■ Supplied data ■
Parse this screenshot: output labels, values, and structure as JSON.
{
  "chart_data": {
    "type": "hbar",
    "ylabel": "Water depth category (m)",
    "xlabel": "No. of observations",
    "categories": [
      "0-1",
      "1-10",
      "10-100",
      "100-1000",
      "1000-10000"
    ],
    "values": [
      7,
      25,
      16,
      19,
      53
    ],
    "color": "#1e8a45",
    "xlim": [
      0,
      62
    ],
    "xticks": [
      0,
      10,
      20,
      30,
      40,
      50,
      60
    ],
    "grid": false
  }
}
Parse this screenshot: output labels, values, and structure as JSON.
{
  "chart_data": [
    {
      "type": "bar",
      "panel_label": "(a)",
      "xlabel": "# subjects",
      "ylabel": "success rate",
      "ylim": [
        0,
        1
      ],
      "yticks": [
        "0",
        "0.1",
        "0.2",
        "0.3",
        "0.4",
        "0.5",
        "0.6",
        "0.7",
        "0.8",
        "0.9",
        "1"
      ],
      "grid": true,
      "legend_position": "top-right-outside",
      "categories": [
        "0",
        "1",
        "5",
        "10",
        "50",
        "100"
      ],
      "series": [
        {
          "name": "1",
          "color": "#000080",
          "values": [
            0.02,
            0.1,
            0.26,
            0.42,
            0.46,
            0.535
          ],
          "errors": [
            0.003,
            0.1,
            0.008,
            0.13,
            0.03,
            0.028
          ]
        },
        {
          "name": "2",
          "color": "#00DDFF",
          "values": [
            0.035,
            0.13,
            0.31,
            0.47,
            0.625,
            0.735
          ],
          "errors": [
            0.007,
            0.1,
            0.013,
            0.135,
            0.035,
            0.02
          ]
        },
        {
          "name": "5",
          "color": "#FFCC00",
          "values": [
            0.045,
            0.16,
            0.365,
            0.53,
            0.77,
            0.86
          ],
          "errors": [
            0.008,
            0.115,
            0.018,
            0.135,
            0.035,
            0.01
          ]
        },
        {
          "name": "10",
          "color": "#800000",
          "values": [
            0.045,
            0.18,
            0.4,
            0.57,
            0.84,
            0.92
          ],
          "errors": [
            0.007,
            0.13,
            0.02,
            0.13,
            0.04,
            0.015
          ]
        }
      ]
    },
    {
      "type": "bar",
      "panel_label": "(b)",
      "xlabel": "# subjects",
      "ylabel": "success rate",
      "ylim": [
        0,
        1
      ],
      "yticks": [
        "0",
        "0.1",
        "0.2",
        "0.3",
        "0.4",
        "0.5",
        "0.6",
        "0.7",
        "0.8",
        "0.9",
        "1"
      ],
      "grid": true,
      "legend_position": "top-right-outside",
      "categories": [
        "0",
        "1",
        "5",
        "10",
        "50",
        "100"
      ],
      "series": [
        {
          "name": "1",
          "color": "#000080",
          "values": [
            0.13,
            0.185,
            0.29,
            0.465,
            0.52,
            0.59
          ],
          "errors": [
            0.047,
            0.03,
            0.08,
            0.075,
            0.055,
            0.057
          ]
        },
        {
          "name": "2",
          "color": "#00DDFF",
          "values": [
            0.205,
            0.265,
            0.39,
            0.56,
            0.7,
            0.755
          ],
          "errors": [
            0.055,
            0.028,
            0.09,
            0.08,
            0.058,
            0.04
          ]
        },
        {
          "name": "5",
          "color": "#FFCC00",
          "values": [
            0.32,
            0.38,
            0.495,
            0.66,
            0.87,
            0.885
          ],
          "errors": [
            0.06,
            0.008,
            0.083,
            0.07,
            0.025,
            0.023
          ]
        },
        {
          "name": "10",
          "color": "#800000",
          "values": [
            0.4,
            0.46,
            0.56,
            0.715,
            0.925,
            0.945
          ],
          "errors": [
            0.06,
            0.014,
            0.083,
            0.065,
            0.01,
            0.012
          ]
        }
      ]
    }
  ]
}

■ Short problem ■
Take the records above and return them exactly as written.

■ Written reply ■
Parse this screenshot: output labels, values, and structure as JSON.
{
  "chart_data": {
    "type": "hbar",
    "ylabel": "Water depth category (m)",
    "xlabel": "No. of observations",
    "categories": [
      "0-1",
      "1-10",
      "10-100",
      "100-1000",
      "1000-10000"
    ],
    "values": [
      7,
      25,
      16,
      19,
      53
    ],
    "color": "#1e8a45",
    "xlim": [
      0,
      62
    ],
    "xticks": [
      0,
      10,
      20,
      30,
      40,
      50,
      60
    ],
    "grid": false
  }
}
Parse this screenshot: output labels, values, and structure as JSON.
{
  "chart_data": [
    {
      "type": "bar",
      "panel_label": "(a)",
      "xlabel": "# subjects",
      "ylabel": "success rate",
      "ylim": [
        0,
        1
      ],
      "yticks": [
        "0",
        "0.1",
        "0.2",
        "0.3",
        "0.4",
        "0.5",
        "0.6",
        "0.7",
        "0.8",
        "0.9",
        "1"
      ],
      "grid": true,
      "legend_position": "top-right-outside",
      "categories": [
        "0",
        "1",
        "5",
        "10",
        "50",
        "100"
      ],
      "series": [
        {
          "name": "1",
          "color": "#000080",
          "values": [
            0.02,
            0.1,
            0.26,
            0.42,
            0.46,
            0.535
          ],
          "errors": [
            0.003,
            0.1,
            0.008,
            0.13,
            0.03,
            0.028
          ]
        },
        {
          "name": "2",
          "color": "#00DDFF",
          "values": [
            0.035,
            0.13,
            0.31,
            0.47,
            0.625,
            0.735
          ],
          "errors": [
            0.007,
            0.1,
            0.013,
            0.135,
            0.035,
            0.02
          ]
        },
        {
          "name": "5",
          "color": "#FFCC00",
          "values": [
            0.045,
            0.16,
            0.365,
            0.53,
            0.77,
            0.86
          ],
          "errors": [
            0.008,
            0.115,
            0.018,
            0.135,
            0.035,
            0.01
          ]
        },
        {
          "name": "10",
          "color": "#800000",
          "values": [
            0.045,
            0.18,
            0.4,
            0.57,
            0.84,
            0.92
          ],
          "errors": [
            0.007,
            0.13,
            0.02,
            0.13,
            0.04,
            0.015
          ]
        }
      ]
    },
    {
      "type": "bar",
      "panel_label": "(b)",
      "xlabel": "# subjects",
      "ylabel": "success rate",
      "ylim": [
        0,
        1
      ],
      "yticks": [
        "0",
        "0.1",
        "0.2",
        "0.3",
        "0.4",
        "0.5",
        "0.6",
        "0.7",
        "0.8",
        "0.9",
        "1"
      ],
      "grid": true,
      "legend_position": "top-right-outside",
      "categories": [
        "0",
        "1",
        "5",
        "10",
        "50",
        "100"
      ],
      "series": [
        {
          "name": "1",
          "color": "#000080",
          "values": [
            0.13,
            0.185,
            0.29,
            0.465,
            0.52,
            0.59
          ],
          "errors": [
            0.047,
            0.03,
            0.08,
            0.075,
            0.055,
            0.057
          ]
        },
        {
          "name": "2",
          "color": "#00DDFF",
          "values": [
            0.205,
            0.265,
            0.39,
            0.56,
            0.7,
            0.755
          ],
          "errors": [
            0.055,
            0.028,
            0.09,
            0.08,
            0.058,
            0.04
          ]
        },
        {
          "name": "5",
          "color": "#FFCC00",
          "values": [
            0.32,
            0.38,
            0.495,
            0.66,
            0.87,
            0.885
          ],
          "errors": [
            0.06,
            0.008,
            0.083,
            0.07,
            0.025,
            0.023
          ]
        },
        {
          "name": "10",
          "color": "#800000",
          "values": [
            0.4,
            0.46,
            0.56,
            0.715,
            0.925,
            0.945
          ],
          "errors": [
            0.06,
            0.014,
            0.083,
            0.065,
            0.01,
            0.012
          ]
        }
      ]
    }
  ]
}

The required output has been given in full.